EXTRACTED TEXT:

This library implements an adapter for Gin to use lanes for logging and context.
Lanes are contexts, and provide a logging interface.
A correlation ID is logged, which is very helpful when following activity of a
single request. There are several options for log output, such as Go's standard
log
, or to disk, or to OpenSearch.
And there's a lane to test for log output, and a null lane to supress logging.
See go-lane for more details about lanes.
Instead of calling gin.Default()
, call NewGinRouter()
instead. This function
associates a parent lane with the new Gin router instance. As the router is run,
each request gets its own lane derived from the parent.
The request and the response can be logged by specifying one or more options to
NewGinRouter()
, such as GinLaneOptionLogRequestResult
.
If your code is making its own router via gin.New()
, call UseLaneMiddleware()
to add the lane layer to the router. It usually needs to be the first middleware
in the chain.
With the Gin Lane middleware installed in the router, the request's context becomes a lane. Handlers can access the lane instance from the request:
router.GET("/", func(c *gin.Context) {
l := c.Request.Context().(lane.Lane)
l.Infof("processing request...")
}
Because a lane instance is a context, it can also be used for cancelation of long-running requests, per the typical pattern of Go contexts.

DATASET EXCERPTS:
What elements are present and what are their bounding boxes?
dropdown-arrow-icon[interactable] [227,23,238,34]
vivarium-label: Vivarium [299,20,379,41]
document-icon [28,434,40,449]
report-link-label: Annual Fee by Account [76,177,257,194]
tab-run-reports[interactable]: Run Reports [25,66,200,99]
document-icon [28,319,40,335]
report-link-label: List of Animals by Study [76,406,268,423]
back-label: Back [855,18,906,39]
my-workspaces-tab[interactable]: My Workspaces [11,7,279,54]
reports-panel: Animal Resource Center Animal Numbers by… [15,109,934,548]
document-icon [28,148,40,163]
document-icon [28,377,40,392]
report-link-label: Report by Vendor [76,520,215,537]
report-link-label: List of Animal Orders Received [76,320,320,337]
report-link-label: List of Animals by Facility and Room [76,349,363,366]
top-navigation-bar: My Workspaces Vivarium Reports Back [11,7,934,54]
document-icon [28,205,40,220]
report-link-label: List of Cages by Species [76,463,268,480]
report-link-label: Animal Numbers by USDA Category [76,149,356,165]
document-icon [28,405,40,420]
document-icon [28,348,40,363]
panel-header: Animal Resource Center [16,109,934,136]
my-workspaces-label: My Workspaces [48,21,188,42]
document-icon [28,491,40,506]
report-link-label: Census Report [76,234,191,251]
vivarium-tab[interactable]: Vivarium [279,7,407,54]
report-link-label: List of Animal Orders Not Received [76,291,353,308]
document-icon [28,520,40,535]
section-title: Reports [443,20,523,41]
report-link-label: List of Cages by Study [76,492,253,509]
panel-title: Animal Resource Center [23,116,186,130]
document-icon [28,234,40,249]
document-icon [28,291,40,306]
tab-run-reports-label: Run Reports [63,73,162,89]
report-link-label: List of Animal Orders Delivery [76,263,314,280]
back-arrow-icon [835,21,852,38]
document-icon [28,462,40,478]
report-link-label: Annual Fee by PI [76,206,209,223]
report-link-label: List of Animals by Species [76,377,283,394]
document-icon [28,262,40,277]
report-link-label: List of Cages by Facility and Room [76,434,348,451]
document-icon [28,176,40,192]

EXPLORE THE MATERIAL:
(a) In the Gin lane adapter text, what should be called instead of gin.Default()?
(b) Edit the Gin lane adapter text by reproducing it starting with "The request and" and going on through "in the chain.", replacing "chain" with "stack".
(c) Condense the paragraph of the Gin lane adapter text that begins "Instead of calling gin.Default()" while keeping its main facts.

RESPONSES TO THE TASKS:
(a) NewGinRouter()

(b)
The request and the response can be logged by specifying one or more options to
NewGinRouter()
, such as GinLaneOptionLogRequestResult
.
If your code is making its own router via gin.New()
, call UseLaneMiddleware()
to add the lane layer to the router. It usually needs to be the first middleware
in the stack.

(c) Use NewGinRouter() in place of gin.Default(). It links a parent lane to the new Gin router, and as the router runs, each request gets its own lane derived from that parent.